WHAT THE TASK ASKS
Report every line in the listing below where the string "this" shows up.

## START

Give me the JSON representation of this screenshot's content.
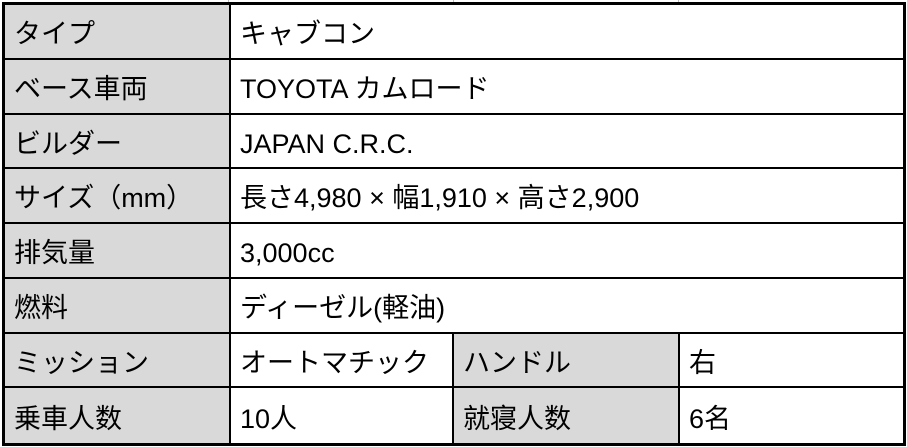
{
  "page": {
    "background": "#ffffff"
  },
  "table": {
    "description": "vehicle-spec-table",
    "colors": {
      "label_bg": "#d9d9d9",
      "value_bg": "#ffffff",
      "border": "#000000",
      "gridline_stub": "#bdbdbd"
    },
    "rows": [
      {
        "label": "タイプ",
        "value": "キャブコン"
      },
      {
        "label": "ベース車両",
        "value": "TOYOTA カムロード"
      },
      {
        "label": "ビルダー",
        "value": "JAPAN C.R.C."
      },
      {
        "label": "サイズ（mm）",
        "value": "長さ4,980 × 幅1,910 × 高さ2,900"
      },
      {
        "label": "排気量",
        "value": "3,000cc"
      },
      {
        "label": "燃料",
        "value": "ディーゼル(軽油)"
      },
      {
        "label": "ミッション",
        "value": "オートマチック",
        "label2": "ハンドル",
        "value2": "右"
      },
      {
        "label": "乗車人数",
        "value": "10人",
        "label2": "就寝人数",
        "value2": "6名"
      }
    ]
  }
}
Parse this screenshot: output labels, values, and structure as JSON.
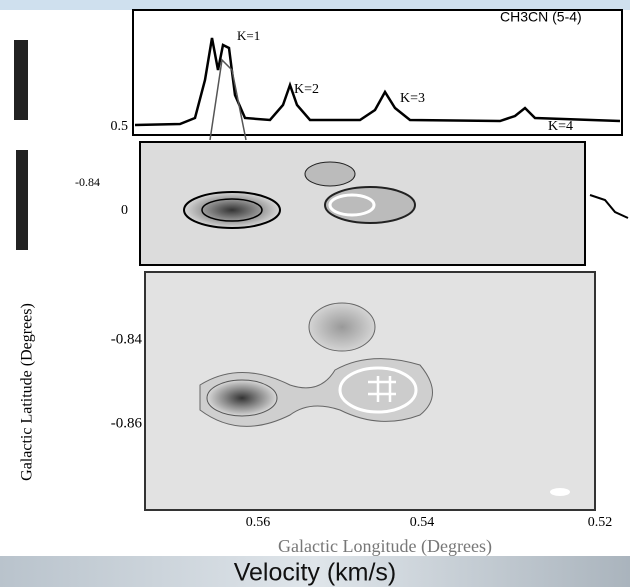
{
  "top_panel": {
    "title": "CH3CN (5-4)",
    "peak_labels": [
      "K=1",
      "K=2",
      "K=3",
      "K=4"
    ],
    "y_tick": "0.5"
  },
  "middle_panel": {
    "y_ticks": [
      "-0.84",
      "0"
    ]
  },
  "bottom_panel": {
    "y_label": "Galactic Latitude (Degrees)",
    "y_ticks": [
      "-0.84",
      "-0.86"
    ],
    "x_ticks": [
      "0.56",
      "0.54",
      "0.52"
    ],
    "x_label": "Galactic Longitude (Degrees)"
  },
  "footer": {
    "label": "Velocity (km/s)"
  }
}
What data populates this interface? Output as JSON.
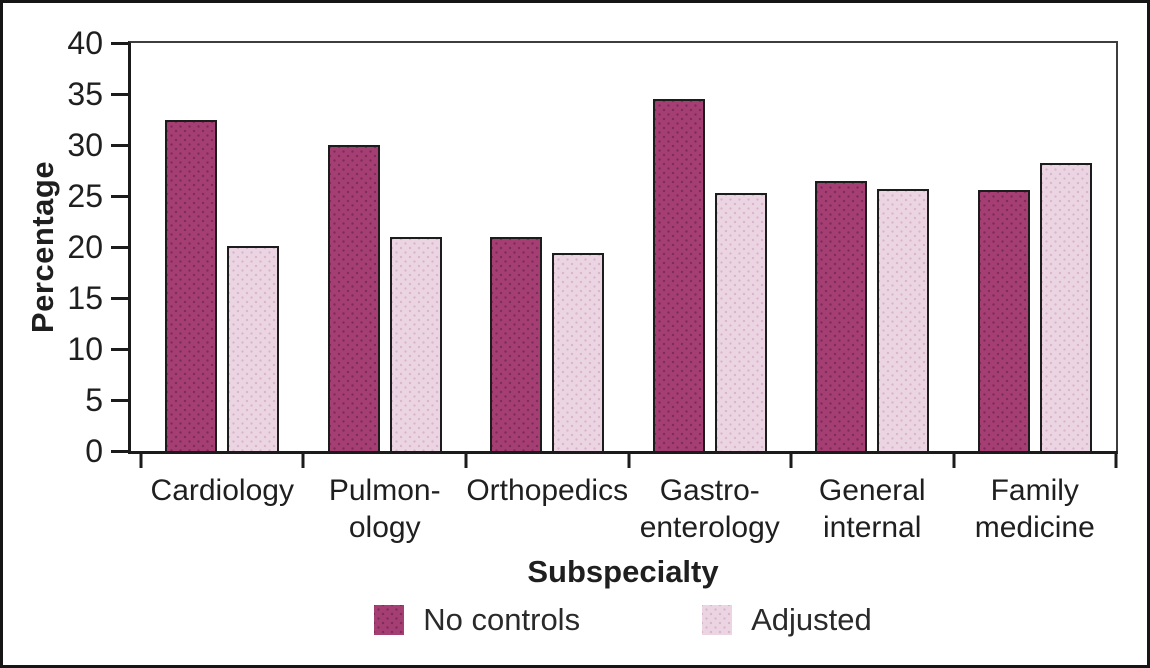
{
  "figure": {
    "background": "#ffffff",
    "border_color": "#161616",
    "text_color": "#1f1f1f"
  },
  "chart_data": {
    "type": "bar",
    "title": "",
    "xlabel": "Subspecialty",
    "ylabel": "Percentage",
    "categories": [
      "Cardiology",
      "Pulmonology",
      "Orthopedics",
      "Gastroenterology",
      "General internal",
      "Family medicine"
    ],
    "category_label_lines": [
      [
        "Cardiology"
      ],
      [
        "Pulmon-",
        "ology"
      ],
      [
        "Orthopedics"
      ],
      [
        "Gastro-",
        "enterology"
      ],
      [
        "General",
        "internal"
      ],
      [
        "Family",
        "medicine"
      ]
    ],
    "series": [
      {
        "name": "No controls",
        "color": "#a53e73",
        "dot_color": "rgba(52,12,38,0.35)",
        "values": [
          32.5,
          30.0,
          21.0,
          34.5,
          26.5,
          25.6
        ]
      },
      {
        "name": "Adjusted",
        "color": "#ecd5e3",
        "dot_color": "rgba(186,128,164,0.38)",
        "values": [
          20.1,
          21.0,
          19.4,
          25.3,
          25.7,
          28.2
        ]
      }
    ],
    "ylim": [
      0,
      40
    ],
    "yticks": [
      0,
      5,
      10,
      15,
      20,
      25,
      30,
      35,
      40
    ],
    "grid": false,
    "legend_position": "bottom"
  }
}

## END

WORKED SOLUTION
Give me the JSON representation of this screenshot's content.
Parse this screenshot: output labels, values, and structure as JSON.
What data populates this interface? Output as JSON.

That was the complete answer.